Instructions for the task >> Take every line from the material that has the word "bangga" in it.

Information supplied >>
● ● ● ● ●

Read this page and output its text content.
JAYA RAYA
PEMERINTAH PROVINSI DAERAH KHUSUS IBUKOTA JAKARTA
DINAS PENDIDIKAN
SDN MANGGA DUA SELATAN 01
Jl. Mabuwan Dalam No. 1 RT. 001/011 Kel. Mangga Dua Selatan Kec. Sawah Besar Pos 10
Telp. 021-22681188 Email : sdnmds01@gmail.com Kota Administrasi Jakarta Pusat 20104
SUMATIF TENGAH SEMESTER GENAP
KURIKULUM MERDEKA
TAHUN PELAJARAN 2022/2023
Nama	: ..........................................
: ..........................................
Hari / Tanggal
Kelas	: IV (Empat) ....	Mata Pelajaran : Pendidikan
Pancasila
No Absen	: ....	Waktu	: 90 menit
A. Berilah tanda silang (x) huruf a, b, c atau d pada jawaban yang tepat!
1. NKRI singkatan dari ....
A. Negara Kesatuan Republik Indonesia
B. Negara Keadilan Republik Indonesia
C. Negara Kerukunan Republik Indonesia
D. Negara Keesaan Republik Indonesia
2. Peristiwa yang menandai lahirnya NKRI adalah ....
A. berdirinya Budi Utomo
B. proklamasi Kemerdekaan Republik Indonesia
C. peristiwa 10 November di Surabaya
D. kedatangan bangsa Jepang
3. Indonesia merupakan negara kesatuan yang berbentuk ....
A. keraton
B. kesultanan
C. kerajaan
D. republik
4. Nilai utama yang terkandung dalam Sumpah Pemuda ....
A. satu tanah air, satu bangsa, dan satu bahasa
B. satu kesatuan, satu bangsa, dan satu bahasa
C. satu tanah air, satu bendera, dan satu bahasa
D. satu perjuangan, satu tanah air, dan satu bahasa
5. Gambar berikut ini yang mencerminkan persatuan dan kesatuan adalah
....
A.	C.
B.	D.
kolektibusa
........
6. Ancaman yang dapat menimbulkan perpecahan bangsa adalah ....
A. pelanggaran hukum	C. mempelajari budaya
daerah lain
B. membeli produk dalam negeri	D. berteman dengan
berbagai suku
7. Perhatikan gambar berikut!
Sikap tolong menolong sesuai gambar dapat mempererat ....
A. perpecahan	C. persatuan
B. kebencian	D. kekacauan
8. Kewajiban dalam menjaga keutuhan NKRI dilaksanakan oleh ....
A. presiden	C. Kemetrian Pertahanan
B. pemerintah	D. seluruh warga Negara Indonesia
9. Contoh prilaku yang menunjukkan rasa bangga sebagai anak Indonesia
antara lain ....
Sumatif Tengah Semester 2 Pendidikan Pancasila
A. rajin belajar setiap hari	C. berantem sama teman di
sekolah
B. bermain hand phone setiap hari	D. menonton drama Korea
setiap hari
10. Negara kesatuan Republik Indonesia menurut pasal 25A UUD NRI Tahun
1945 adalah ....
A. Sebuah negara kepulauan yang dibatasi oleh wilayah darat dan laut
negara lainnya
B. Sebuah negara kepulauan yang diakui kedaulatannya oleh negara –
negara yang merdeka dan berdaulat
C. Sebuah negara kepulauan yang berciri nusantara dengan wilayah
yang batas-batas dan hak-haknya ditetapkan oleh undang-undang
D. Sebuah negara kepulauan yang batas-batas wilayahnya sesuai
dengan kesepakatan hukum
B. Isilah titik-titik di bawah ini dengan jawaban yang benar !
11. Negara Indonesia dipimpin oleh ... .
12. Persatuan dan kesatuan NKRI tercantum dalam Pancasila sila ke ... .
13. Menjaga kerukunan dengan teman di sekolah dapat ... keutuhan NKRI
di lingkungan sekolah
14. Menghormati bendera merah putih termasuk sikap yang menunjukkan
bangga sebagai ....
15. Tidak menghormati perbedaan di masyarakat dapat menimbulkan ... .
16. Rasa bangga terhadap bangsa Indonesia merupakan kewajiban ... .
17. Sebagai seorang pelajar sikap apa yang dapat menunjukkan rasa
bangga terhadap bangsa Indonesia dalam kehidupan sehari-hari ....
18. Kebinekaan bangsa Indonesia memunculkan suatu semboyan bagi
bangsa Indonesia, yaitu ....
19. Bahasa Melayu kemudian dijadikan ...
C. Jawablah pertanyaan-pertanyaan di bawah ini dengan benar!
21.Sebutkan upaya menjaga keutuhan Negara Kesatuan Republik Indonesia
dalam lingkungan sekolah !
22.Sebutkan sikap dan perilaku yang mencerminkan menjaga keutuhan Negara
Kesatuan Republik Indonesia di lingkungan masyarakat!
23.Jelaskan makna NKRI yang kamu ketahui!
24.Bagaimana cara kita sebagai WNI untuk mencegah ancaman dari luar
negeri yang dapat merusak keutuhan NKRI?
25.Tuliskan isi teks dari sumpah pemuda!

● ● ● ● ●

Final answer >>
9. Contoh prilaku yang menunjukkan rasa bangga sebagai anak Indonesia
bangga sebagai ....
16. Rasa bangga terhadap bangsa Indonesia merupakan kewajiban ... .
bangga terhadap bangsa Indonesia dalam kehidupan sehari-hari ....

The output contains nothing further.